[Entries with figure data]
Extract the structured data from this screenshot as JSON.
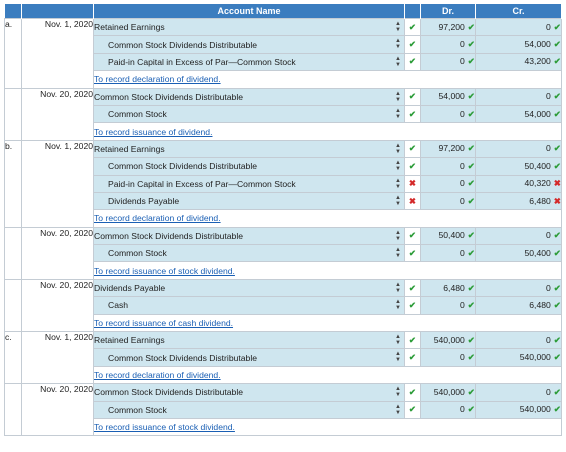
{
  "headers": {
    "account": "Account Name",
    "dr": "Dr.",
    "cr": "Cr."
  },
  "rows": [
    {
      "label": "a.",
      "date": "Nov. 1, 2020",
      "account": "Retained Earnings",
      "indent": false,
      "dr": "97,200",
      "cr": "0",
      "mark": "ok",
      "drmark": "ok",
      "crmark": "ok"
    },
    {
      "label": "",
      "date": "",
      "account": "Common Stock Dividends Distributable",
      "indent": true,
      "dr": "0",
      "cr": "54,000",
      "mark": "ok",
      "drmark": "ok",
      "crmark": "ok"
    },
    {
      "label": "",
      "date": "",
      "account": "Paid-in Capital in Excess of Par—Common Stock",
      "indent": true,
      "dr": "0",
      "cr": "43,200",
      "mark": "ok",
      "drmark": "ok",
      "crmark": "ok"
    },
    {
      "memo": "To record declaration of dividend."
    },
    {
      "label": "",
      "date": "Nov. 20, 2020",
      "account": "Common Stock Dividends Distributable",
      "indent": false,
      "dr": "54,000",
      "cr": "0",
      "mark": "ok",
      "drmark": "ok",
      "crmark": "ok"
    },
    {
      "label": "",
      "date": "",
      "account": "Common Stock",
      "indent": true,
      "dr": "0",
      "cr": "54,000",
      "mark": "ok",
      "drmark": "ok",
      "crmark": "ok"
    },
    {
      "memo": "To record issuance of dividend."
    },
    {
      "label": "b.",
      "date": "Nov. 1, 2020",
      "account": "Retained Earnings",
      "indent": false,
      "dr": "97,200",
      "cr": "0",
      "mark": "ok",
      "drmark": "ok",
      "crmark": "ok"
    },
    {
      "label": "",
      "date": "",
      "account": "Common Stock Dividends Distributable",
      "indent": true,
      "dr": "0",
      "cr": "50,400",
      "mark": "ok",
      "drmark": "ok",
      "crmark": "ok"
    },
    {
      "label": "",
      "date": "",
      "account": "Paid-in Capital in Excess of Par—Common Stock",
      "indent": true,
      "dr": "0",
      "cr": "40,320",
      "mark": "bad",
      "drmark": "ok",
      "crmark": "bad"
    },
    {
      "label": "",
      "date": "",
      "account": "Dividends Payable",
      "indent": true,
      "dr": "0",
      "cr": "6,480",
      "mark": "bad",
      "drmark": "ok",
      "crmark": "bad"
    },
    {
      "memo": "To record declaration of dividend."
    },
    {
      "label": "",
      "date": "Nov. 20, 2020",
      "account": "Common Stock Dividends Distributable",
      "indent": false,
      "dr": "50,400",
      "cr": "0",
      "mark": "ok",
      "drmark": "ok",
      "crmark": "ok"
    },
    {
      "label": "",
      "date": "",
      "account": "Common Stock",
      "indent": true,
      "dr": "0",
      "cr": "50,400",
      "mark": "ok",
      "drmark": "ok",
      "crmark": "ok"
    },
    {
      "memo": "To record issuance of stock dividend."
    },
    {
      "label": "",
      "date": "Nov. 20, 2020",
      "account": "Dividends Payable",
      "indent": false,
      "dr": "6,480",
      "cr": "0",
      "mark": "ok",
      "drmark": "ok",
      "crmark": "ok"
    },
    {
      "label": "",
      "date": "",
      "account": "Cash",
      "indent": true,
      "dr": "0",
      "cr": "6,480",
      "mark": "ok",
      "drmark": "ok",
      "crmark": "ok"
    },
    {
      "memo": "To record issuance of cash dividend."
    },
    {
      "label": "c.",
      "date": "Nov. 1, 2020",
      "account": "Retained Earnings",
      "indent": false,
      "dr": "540,000",
      "cr": "0",
      "mark": "ok",
      "drmark": "ok",
      "crmark": "ok"
    },
    {
      "label": "",
      "date": "",
      "account": "Common Stock Dividends Distributable",
      "indent": true,
      "dr": "0",
      "cr": "540,000",
      "mark": "ok",
      "drmark": "ok",
      "crmark": "ok"
    },
    {
      "memo": "To record declaration of dividend."
    },
    {
      "label": "",
      "date": "Nov. 20, 2020",
      "account": "Common Stock Dividends Distributable",
      "indent": false,
      "dr": "540,000",
      "cr": "0",
      "mark": "ok",
      "drmark": "ok",
      "crmark": "ok"
    },
    {
      "label": "",
      "date": "",
      "account": "Common Stock",
      "indent": true,
      "dr": "0",
      "cr": "540,000",
      "mark": "ok",
      "drmark": "ok",
      "crmark": "ok"
    },
    {
      "memo": "To record issuance of stock dividend."
    }
  ]
}
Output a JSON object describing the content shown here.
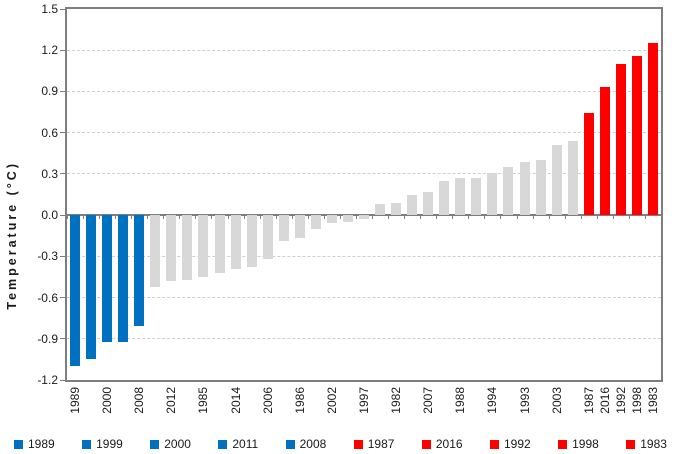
{
  "chart_data": {
    "type": "bar",
    "title": "",
    "xlabel": "",
    "ylabel": "Temperature (°C)",
    "ylim": [
      -1.2,
      1.5
    ],
    "grid": "horizontal-dashed",
    "legend_position": "bottom",
    "yticks": [
      {
        "value": 1.5,
        "label": "1.5"
      },
      {
        "value": 1.2,
        "label": "1.2"
      },
      {
        "value": 0.9,
        "label": "0.9"
      },
      {
        "value": 0.6,
        "label": "0.6"
      },
      {
        "value": 0.3,
        "label": "0.3"
      },
      {
        "value": 0.0,
        "label": "0.0"
      },
      {
        "value": -0.3,
        "label": "-0.3"
      },
      {
        "value": -0.6,
        "label": "-0.6"
      },
      {
        "value": -0.9,
        "label": "-0.9"
      },
      {
        "value": -1.2,
        "label": "-1.2"
      }
    ],
    "colors": {
      "blue": "#0070C0",
      "red": "#FF0000",
      "gray": "#D8D8D8"
    },
    "bars": [
      {
        "label": "1989",
        "value": -1.1,
        "group": "blue"
      },
      {
        "label": "",
        "value": -1.05,
        "group": "blue"
      },
      {
        "label": "2000",
        "value": -0.92,
        "group": "blue"
      },
      {
        "label": "",
        "value": -0.92,
        "group": "blue"
      },
      {
        "label": "2008",
        "value": -0.81,
        "group": "blue"
      },
      {
        "label": "",
        "value": -0.52,
        "group": "gray"
      },
      {
        "label": "2012",
        "value": -0.48,
        "group": "gray"
      },
      {
        "label": "",
        "value": -0.47,
        "group": "gray"
      },
      {
        "label": "1985",
        "value": -0.45,
        "group": "gray"
      },
      {
        "label": "",
        "value": -0.42,
        "group": "gray"
      },
      {
        "label": "2014",
        "value": -0.39,
        "group": "gray"
      },
      {
        "label": "",
        "value": -0.38,
        "group": "gray"
      },
      {
        "label": "2006",
        "value": -0.32,
        "group": "gray"
      },
      {
        "label": "",
        "value": -0.19,
        "group": "gray"
      },
      {
        "label": "1986",
        "value": -0.17,
        "group": "gray"
      },
      {
        "label": "",
        "value": -0.1,
        "group": "gray"
      },
      {
        "label": "2002",
        "value": -0.06,
        "group": "gray"
      },
      {
        "label": "",
        "value": -0.05,
        "group": "gray"
      },
      {
        "label": "1997",
        "value": -0.03,
        "group": "gray"
      },
      {
        "label": "",
        "value": 0.08,
        "group": "gray"
      },
      {
        "label": "1982",
        "value": 0.09,
        "group": "gray"
      },
      {
        "label": "",
        "value": 0.15,
        "group": "gray"
      },
      {
        "label": "2007",
        "value": 0.17,
        "group": "gray"
      },
      {
        "label": "",
        "value": 0.25,
        "group": "gray"
      },
      {
        "label": "1988",
        "value": 0.27,
        "group": "gray"
      },
      {
        "label": "",
        "value": 0.27,
        "group": "gray"
      },
      {
        "label": "1994",
        "value": 0.31,
        "group": "gray"
      },
      {
        "label": "",
        "value": 0.35,
        "group": "gray"
      },
      {
        "label": "1993",
        "value": 0.39,
        "group": "gray"
      },
      {
        "label": "",
        "value": 0.4,
        "group": "gray"
      },
      {
        "label": "2003",
        "value": 0.51,
        "group": "gray"
      },
      {
        "label": "",
        "value": 0.54,
        "group": "gray"
      },
      {
        "label": "1987",
        "value": 0.74,
        "group": "red"
      },
      {
        "label": "2016",
        "value": 0.93,
        "group": "red"
      },
      {
        "label": "1992",
        "value": 1.1,
        "group": "red"
      },
      {
        "label": "1998",
        "value": 1.16,
        "group": "red"
      },
      {
        "label": "1983",
        "value": 1.25,
        "group": "red"
      }
    ],
    "legend": [
      {
        "label": "1989",
        "group": "blue"
      },
      {
        "label": "1999",
        "group": "blue"
      },
      {
        "label": "2000",
        "group": "blue"
      },
      {
        "label": "2011",
        "group": "blue"
      },
      {
        "label": "2008",
        "group": "blue"
      },
      {
        "label": "1987",
        "group": "red"
      },
      {
        "label": "2016",
        "group": "red"
      },
      {
        "label": "1992",
        "group": "red"
      },
      {
        "label": "1998",
        "group": "red"
      },
      {
        "label": "1983",
        "group": "red"
      }
    ]
  }
}
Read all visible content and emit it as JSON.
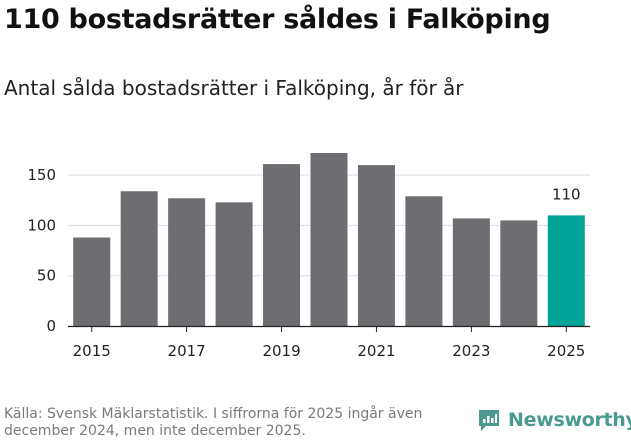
{
  "title": "110 bostadsrätter såldes i Falköping",
  "subtitle": "Antal sålda bostadsrätter i Falköping, år för år",
  "source": "Källa: Svensk Mäklarstatistik. I siffrorna för 2025 ingår även december 2024, men inte december 2025.",
  "brand": {
    "name": "Newsworthy",
    "icon": "newsworthy-logo-icon",
    "color": "#4a9a8e"
  },
  "chart_data": {
    "type": "bar",
    "categories": [
      "2015",
      "2016",
      "2017",
      "2018",
      "2019",
      "2020",
      "2021",
      "2022",
      "2023",
      "2024",
      "2025"
    ],
    "values": [
      88,
      134,
      127,
      123,
      161,
      172,
      160,
      129,
      107,
      105,
      110
    ],
    "highlight_index": 10,
    "highlight_label": "110",
    "x_tick_labels": [
      "2015",
      "2017",
      "2019",
      "2021",
      "2023",
      "2025"
    ],
    "y_ticks": [
      0,
      50,
      100,
      150
    ],
    "ylim": [
      0,
      175
    ],
    "grid": true,
    "colors": {
      "bar": "#6e6d72",
      "highlight": "#00a396",
      "grid": "#dddddd",
      "axis": "#222222"
    }
  }
}
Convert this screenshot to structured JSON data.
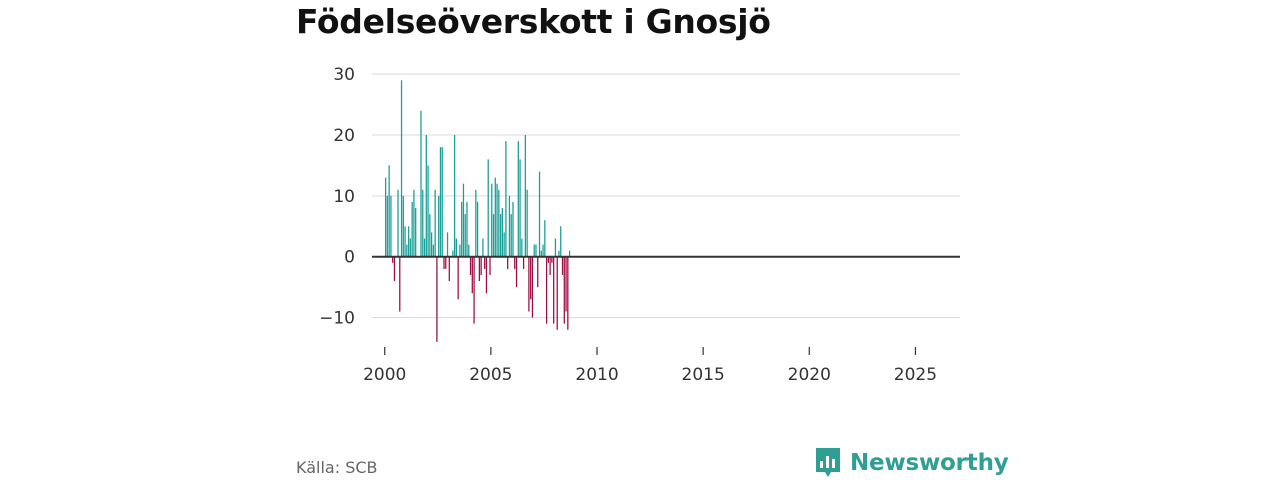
{
  "chart_data": {
    "type": "bar",
    "title": "Födelseöverskott i Gnosjö",
    "xlabel": "",
    "ylabel": "",
    "ylim": [
      -15,
      32
    ],
    "xlim": [
      1999.4,
      2027.1
    ],
    "yticks": [
      30,
      20,
      10,
      0,
      -10
    ],
    "ytick_labels": [
      "30",
      "20",
      "10",
      "0",
      "−10"
    ],
    "xticks": [
      2000,
      2005,
      2010,
      2015,
      2020,
      2025
    ],
    "xtick_labels": [
      "2000",
      "2005",
      "2010",
      "2015",
      "2020",
      "2025"
    ],
    "grid": true,
    "positive_color": "#1a9e96",
    "negative_color": "#9e0e44",
    "series": [
      {
        "name": "Födelseöverskott",
        "frequency": "monthly",
        "start": "2000-01",
        "values": [
          13,
          10,
          15,
          10,
          -1,
          -4,
          0,
          11,
          -9,
          29,
          10,
          5,
          2,
          5,
          3,
          9,
          11,
          8,
          0,
          0,
          24,
          11,
          3,
          20,
          15,
          7,
          4,
          2,
          11,
          -14,
          10,
          18,
          18,
          -2,
          -2,
          4,
          -4,
          0,
          1,
          20,
          3,
          -7,
          2,
          9,
          12,
          7,
          9,
          2,
          -3,
          -6,
          -11,
          11,
          9,
          -4,
          -3,
          3,
          -2,
          -6,
          16,
          -3,
          12,
          7,
          13,
          12,
          11,
          7,
          8,
          4,
          19,
          -2,
          10,
          7,
          9,
          -2,
          -5,
          19,
          16,
          3,
          -2,
          20,
          11,
          -9,
          -7,
          -10,
          2,
          2,
          -5,
          14,
          1,
          2,
          6,
          -11,
          -1,
          -3,
          -1,
          -11,
          3,
          -12,
          1,
          5,
          -3,
          -11,
          -9,
          -12,
          1
        ]
      }
    ]
  },
  "source": "Källa: SCB",
  "brand": {
    "name": "Newsworthy",
    "color": "#2f9e93"
  }
}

» To do
Write out every line of the preceding listing that contains "screenshot".

» Completed exercise
Extract the structured data from this screenshot as JSON.
Convert this screenshot to structured JSON data.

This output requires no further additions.